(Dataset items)
· · · · ·
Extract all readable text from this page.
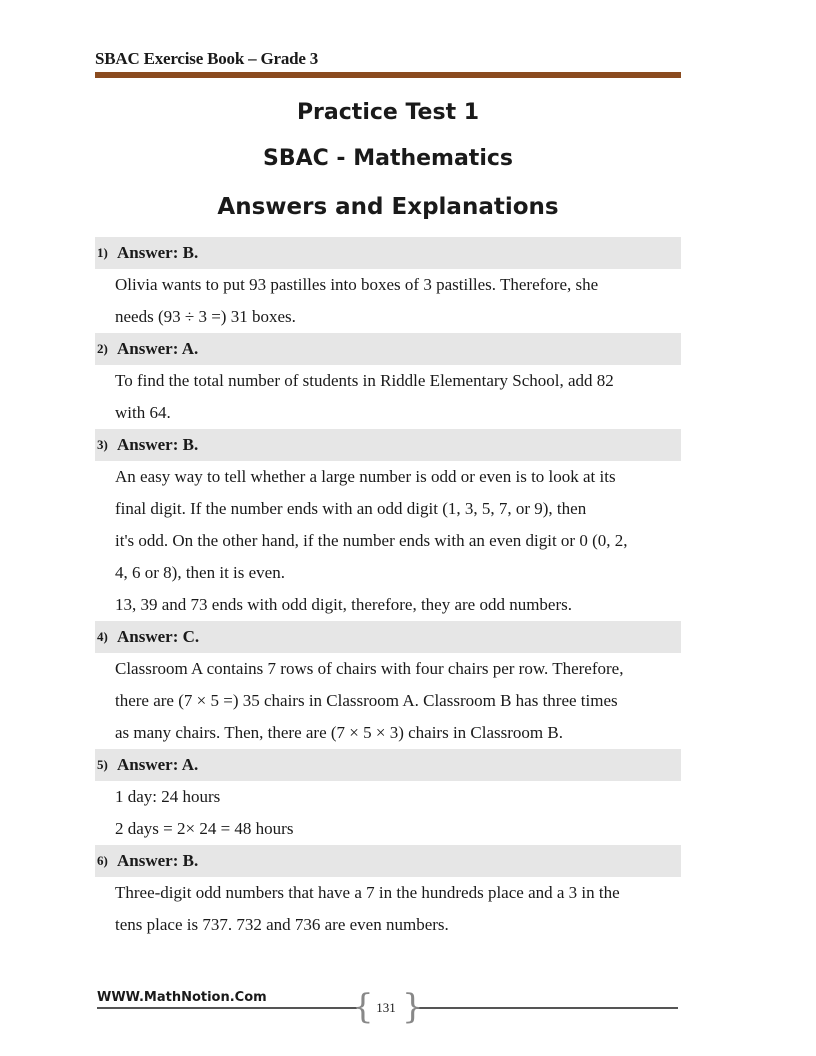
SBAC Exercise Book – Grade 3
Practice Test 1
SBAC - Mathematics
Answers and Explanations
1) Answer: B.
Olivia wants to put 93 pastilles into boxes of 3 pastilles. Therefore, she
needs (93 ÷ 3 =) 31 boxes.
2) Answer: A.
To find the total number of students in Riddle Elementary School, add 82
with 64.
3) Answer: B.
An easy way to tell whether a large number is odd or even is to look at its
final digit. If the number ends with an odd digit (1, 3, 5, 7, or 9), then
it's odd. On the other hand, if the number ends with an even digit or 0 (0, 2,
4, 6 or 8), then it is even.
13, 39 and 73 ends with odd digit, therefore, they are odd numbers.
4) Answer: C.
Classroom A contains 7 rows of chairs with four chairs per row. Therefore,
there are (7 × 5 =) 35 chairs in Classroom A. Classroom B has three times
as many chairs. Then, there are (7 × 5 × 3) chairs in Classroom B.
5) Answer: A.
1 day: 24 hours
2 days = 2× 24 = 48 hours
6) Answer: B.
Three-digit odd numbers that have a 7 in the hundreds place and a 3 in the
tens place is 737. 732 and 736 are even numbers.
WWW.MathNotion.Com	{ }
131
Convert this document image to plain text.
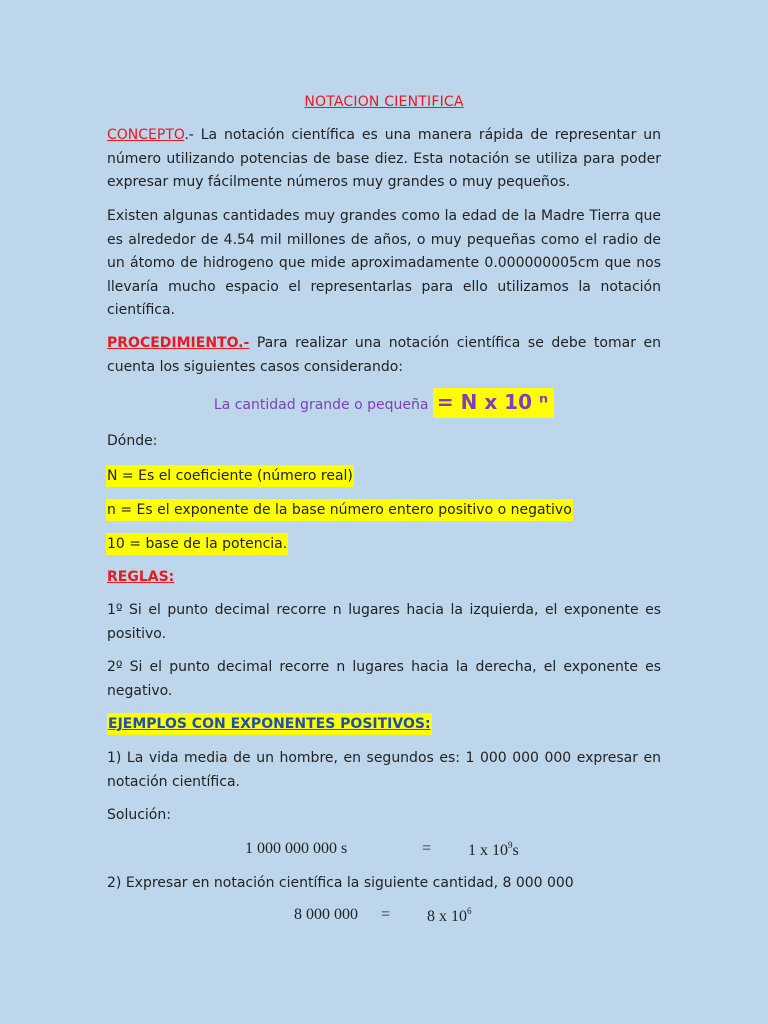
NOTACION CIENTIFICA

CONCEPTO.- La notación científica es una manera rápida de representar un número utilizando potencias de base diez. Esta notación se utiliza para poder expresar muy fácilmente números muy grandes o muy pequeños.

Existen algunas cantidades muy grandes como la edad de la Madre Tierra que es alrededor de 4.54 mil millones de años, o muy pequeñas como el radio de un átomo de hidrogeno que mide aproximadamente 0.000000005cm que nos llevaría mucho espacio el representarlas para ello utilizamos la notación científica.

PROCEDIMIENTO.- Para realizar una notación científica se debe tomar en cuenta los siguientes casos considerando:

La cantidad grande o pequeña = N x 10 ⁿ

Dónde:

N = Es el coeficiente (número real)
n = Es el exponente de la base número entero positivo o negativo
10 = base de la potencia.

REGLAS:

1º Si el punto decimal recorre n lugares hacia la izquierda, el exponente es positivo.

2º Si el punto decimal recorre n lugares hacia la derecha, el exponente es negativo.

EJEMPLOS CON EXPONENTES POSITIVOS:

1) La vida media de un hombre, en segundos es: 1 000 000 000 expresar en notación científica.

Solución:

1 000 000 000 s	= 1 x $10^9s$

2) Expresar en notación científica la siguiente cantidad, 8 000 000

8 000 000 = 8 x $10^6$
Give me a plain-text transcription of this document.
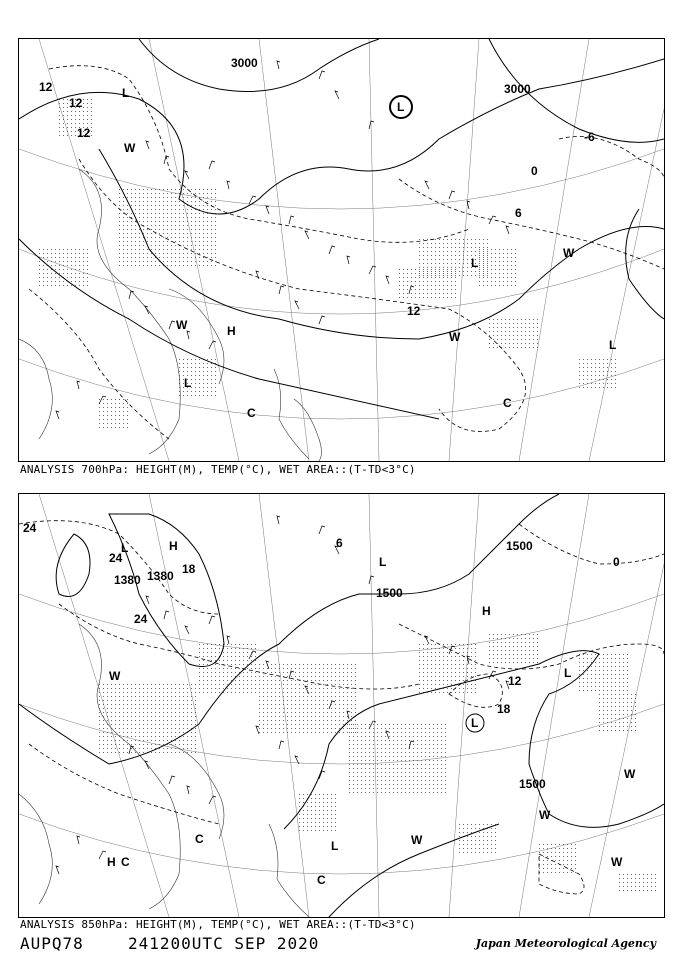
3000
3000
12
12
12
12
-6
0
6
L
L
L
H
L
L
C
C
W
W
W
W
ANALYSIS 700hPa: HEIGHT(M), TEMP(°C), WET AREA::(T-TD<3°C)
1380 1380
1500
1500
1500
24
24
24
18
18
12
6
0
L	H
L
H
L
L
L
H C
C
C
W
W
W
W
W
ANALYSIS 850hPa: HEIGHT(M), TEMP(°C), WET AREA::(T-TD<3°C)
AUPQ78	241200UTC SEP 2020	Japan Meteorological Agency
· · · · ·
▶ [Task description]: Check each line above for the word "document" and say how many have it, with nothing else.

▶ [Reply to the exercise]: 2